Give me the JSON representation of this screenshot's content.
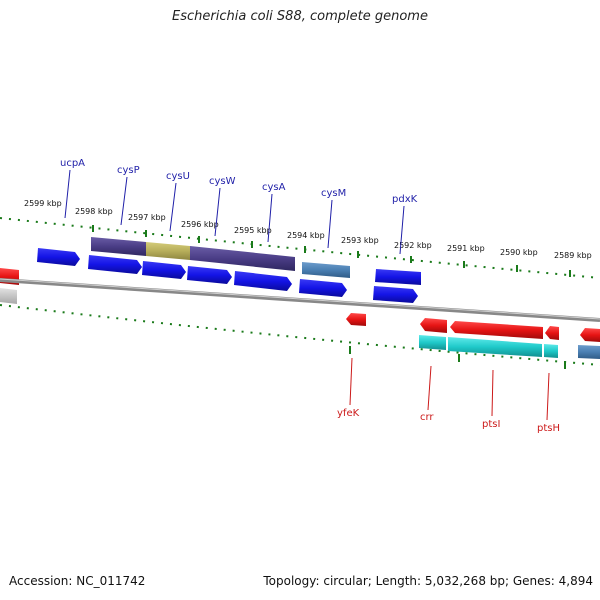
{
  "title": "Escherichia coli S88, complete genome",
  "footer": {
    "accession": "Accession: NC_011742",
    "summary": "Topology: circular; Length: 5,032,268 bp; Genes: 4,894"
  },
  "colors": {
    "forward_gene": "#1414e6",
    "reverse_gene": "#e61414",
    "feature_purple": "#4a3d86",
    "feature_olive": "#b7ae5a",
    "feature_steel": "#4a7fb2",
    "feature_cyan": "#1fc9c9",
    "tick": "#1a7a1a",
    "backbone": "#888888",
    "label_forward": "#1f1fa8",
    "label_reverse": "#cc1a1a"
  },
  "kbp_ticks": [
    "2599 kbp",
    "2598 kbp",
    "2597 kbp",
    "2596 kbp",
    "2595 kbp",
    "2594 kbp",
    "2593 kbp",
    "2592 kbp",
    "2591 kbp",
    "2590 kbp",
    "2589 kbp"
  ],
  "top_genes": [
    "ucpA",
    "cysP",
    "cysU",
    "cysW",
    "cysA",
    "cysM",
    "pdxK"
  ],
  "bottom_genes": [
    "yfeK",
    "crr",
    "ptsI",
    "ptsH"
  ]
}
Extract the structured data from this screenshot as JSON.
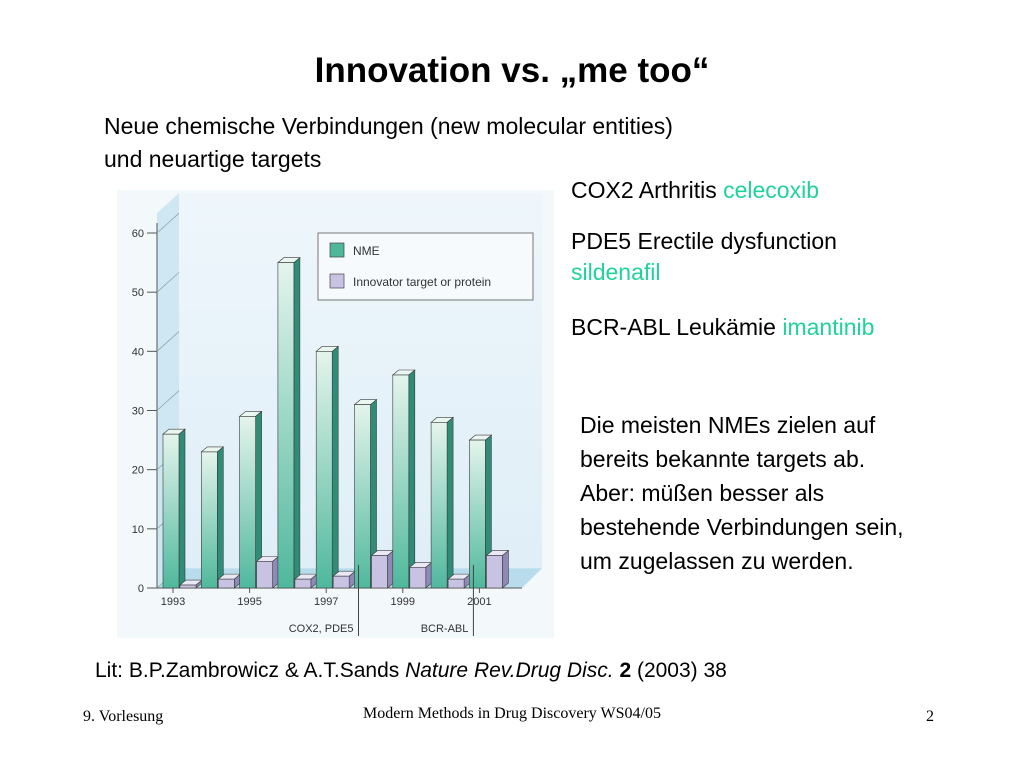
{
  "slide": {
    "title": "Innovation vs. „me too“",
    "subtitle_lines": [
      "Neue chemische Verbindungen (new molecular entities)",
      "und neuartige targets"
    ],
    "drugs": [
      {
        "target": "COX2",
        "indication": "Arthritis",
        "drug": "celecoxib"
      },
      {
        "target": "PDE5",
        "indication": "Erectile dysfunction",
        "drug": "sildenafil"
      },
      {
        "target": "BCR-ABL",
        "indication": "Leukämie",
        "drug": "imantinib"
      }
    ],
    "summary_lines": [
      "Die meisten NMEs zielen auf",
      "bereits bekannte targets ab.",
      "Aber: müßen besser als",
      "bestehende Verbindungen sein,",
      "um zugelassen zu werden."
    ],
    "citation": {
      "prefix": "Lit: B.P.Zambrowicz & A.T.Sands ",
      "journal": "Nature Rev.Drug Disc.",
      "volume": "2",
      "rest": " (2003) 38"
    },
    "footer": {
      "left": "9. Vorlesung",
      "center": "Modern Methods in Drug Discovery WS04/05",
      "right": "2"
    },
    "colors": {
      "drug_name": "#1fd39a",
      "nme_bar": "#4fb89c",
      "innovator_bar": "#c8c3e3",
      "chart_bg": "#dfeef7"
    }
  },
  "chart_data": {
    "type": "bar",
    "categories": [
      "1993",
      "1994",
      "1995",
      "1996",
      "1997",
      "1998",
      "1999",
      "2000",
      "2001"
    ],
    "x_tick_labels": [
      "1993",
      "1995",
      "1997",
      "1999",
      "2001"
    ],
    "series": [
      {
        "name": "NME",
        "values": [
          26,
          23,
          29,
          55,
          40,
          31,
          36,
          28,
          25
        ]
      },
      {
        "name": "Innovator target or protein",
        "values": [
          0.5,
          1.5,
          4.5,
          1.5,
          2,
          5.5,
          3.5,
          1.5,
          5.5
        ]
      }
    ],
    "ylim": [
      0,
      60
    ],
    "yticks": [
      0,
      10,
      20,
      30,
      40,
      50,
      60
    ],
    "annotations": [
      {
        "label": "COX2, PDE5",
        "at": "1998"
      },
      {
        "label": "BCR-ABL",
        "at": "2001"
      }
    ],
    "legend_position": "top-right",
    "grid": false
  }
}
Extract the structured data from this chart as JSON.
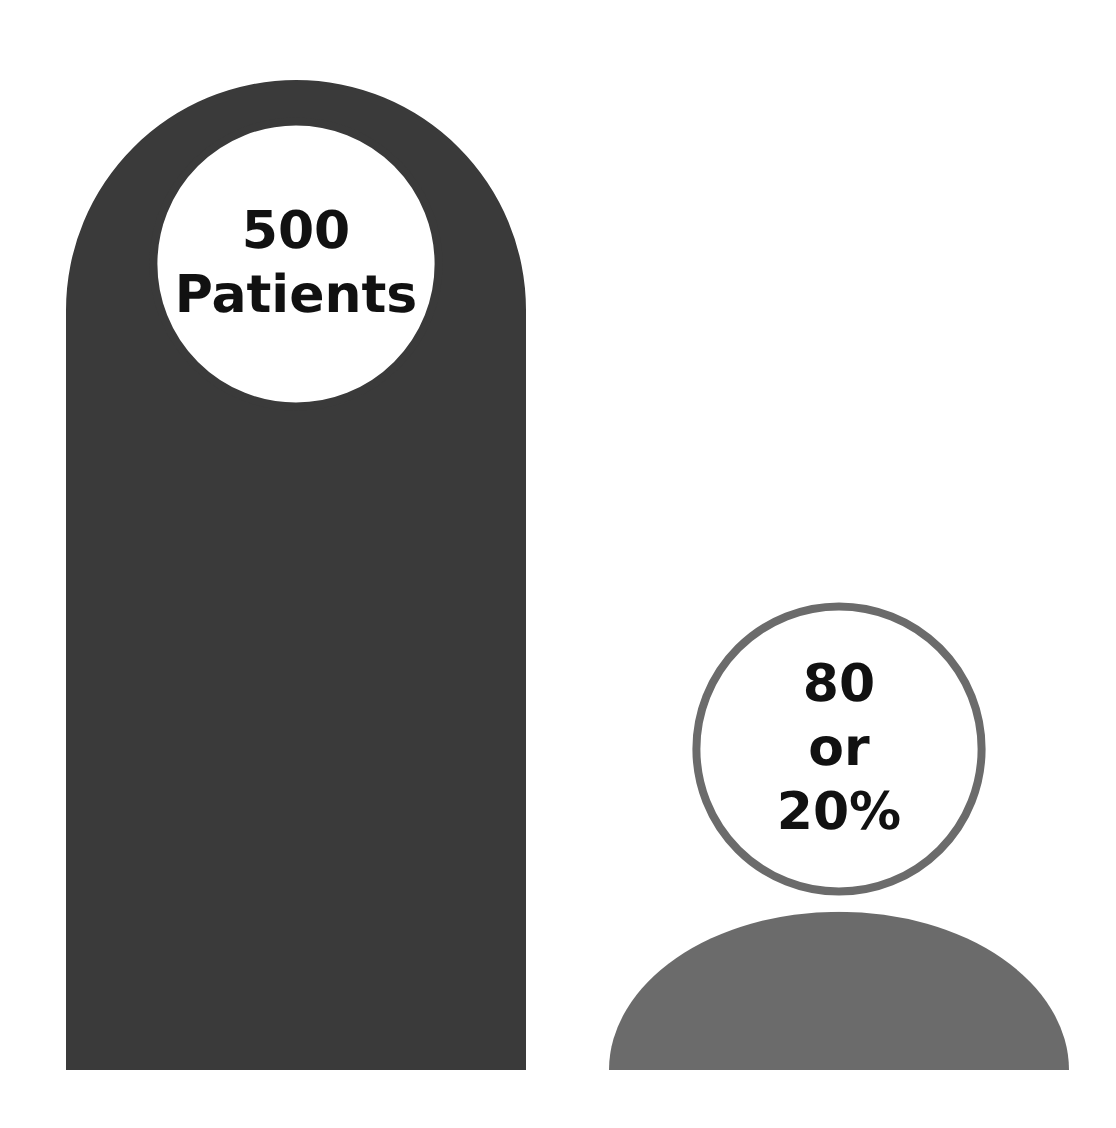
{
  "chart_data": {
    "type": "bar",
    "categories": [
      null,
      null
    ],
    "values": [
      500,
      80
    ],
    "colors": [
      "#3a3a3a",
      "#6b6b6b"
    ],
    "value_labels": [
      "500\nPatients",
      "80\nor\n20%"
    ]
  }
}
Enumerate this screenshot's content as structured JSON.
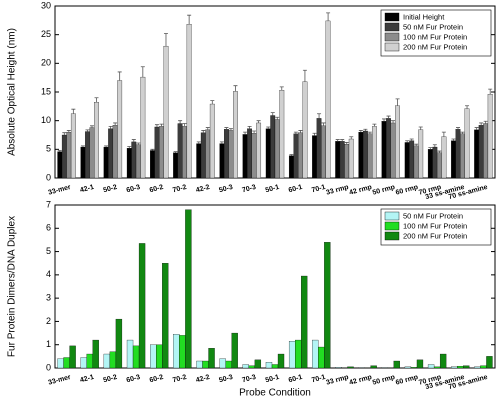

> Instructions for the task
Copy the records above exactly. Do not carry any picture into the copy.

> Response below
Give me the JSON representation of this screenshot's content.
{
  "title": "Escherichia coli S88, complete genome",
  "footer": {
    "accession": "Accession: NC_011742",
    "summary": "Topology: circular; Length: 5,032,268 bp; Genes: 4,894"
  },
  "colors": {
    "forward_gene": "#1414e6",
    "reverse_gene": "#e61414",
    "feature_purple": "#4a3d86",
    "feature_olive": "#b7ae5a",
    "feature_steel": "#4a7fb2",
    "feature_cyan": "#1fc9c9",
    "tick": "#1a7a1a",
    "backbone": "#888888",
    "label_forward": "#1f1fa8",
    "label_reverse": "#cc1a1a"
  },
  "kbp_ticks": [
    "2599 kbp",
    "2598 kbp",
    "2597 kbp",
    "2596 kbp",
    "2595 kbp",
    "2594 kbp",
    "2593 kbp",
    "2592 kbp",
    "2591 kbp",
    "2590 kbp",
    "2589 kbp"
  ],
  "top_genes": [
    "ucpA",
    "cysP",
    "cysU",
    "cysW",
    "cysA",
    "cysM",
    "pdxK"
  ],
  "bottom_genes": [
    "yfeK",
    "crr",
    "ptsI",
    "ptsH"
  ]
}
Extract the structured data from this screenshot as JSON.
{
  "slide": {
    "title": "Innovation vs. „me too“",
    "subtitle_lines": [
      "Neue chemische Verbindungen (new molecular entities)",
      "und neuartige targets"
    ],
    "drugs": [
      {
        "target": "COX2",
        "indication": "Arthritis",
        "drug": "celecoxib"
      },
      {
        "target": "PDE5",
        "indication": "Erectile dysfunction",
        "drug": "sildenafil"
      },
      {
        "target": "BCR-ABL",
        "indication": "Leukämie",
        "drug": "imantinib"
      }
    ],
    "summary_lines": [
      "Die meisten NMEs zielen auf",
      "bereits bekannte targets ab.",
      "Aber: müßen besser als",
      "bestehende Verbindungen sein,",
      "um zugelassen zu werden."
    ],
    "citation": {
      "prefix": "Lit: B.P.Zambrowicz & A.T.Sands ",
      "journal": "Nature Rev.Drug Disc.",
      "volume": "2",
      "rest": " (2003) 38"
    },
    "footer": {
      "left": "9. Vorlesung",
      "center": "Modern Methods in Drug Discovery WS04/05",
      "right": "2"
    },
    "colors": {
      "drug_name": "#1fd39a",
      "nme_bar": "#4fb89c",
      "innovator_bar": "#c8c3e3",
      "chart_bg": "#dfeef7"
    }
  },
  "chart_data": {
    "type": "bar",
    "categories": [
      "1993",
      "1994",
      "1995",
      "1996",
      "1997",
      "1998",
      "1999",
      "2000",
      "2001"
    ],
    "x_tick_labels": [
      "1993",
      "1995",
      "1997",
      "1999",
      "2001"
    ],
    "series": [
      {
        "name": "NME",
        "values": [
          26,
          23,
          29,
          55,
          40,
          31,
          36,
          28,
          25
        ]
      },
      {
        "name": "Innovator target or protein",
        "values": [
          0.5,
          1.5,
          4.5,
          1.5,
          2,
          5.5,
          3.5,
          1.5,
          5.5
        ]
      }
    ],
    "ylim": [
      0,
      60
    ],
    "yticks": [
      0,
      10,
      20,
      30,
      40,
      50,
      60
    ],
    "annotations": [
      {
        "label": "COX2, PDE5",
        "at": "1998"
      },
      {
        "label": "BCR-ABL",
        "at": "2001"
      }
    ],
    "legend_position": "top-right",
    "grid": false
  }
}
Extract the structured data from this chart as JSON.
{
  "chart_data": {
    "type": "bar",
    "categories": [
      null,
      null
    ],
    "values": [
      500,
      80
    ],
    "colors": [
      "#3a3a3a",
      "#6b6b6b"
    ],
    "value_labels": [
      "500\nPatients",
      "80\nor\n20%"
    ]
  }
}
Enumerate this screenshot's content as structured JSON.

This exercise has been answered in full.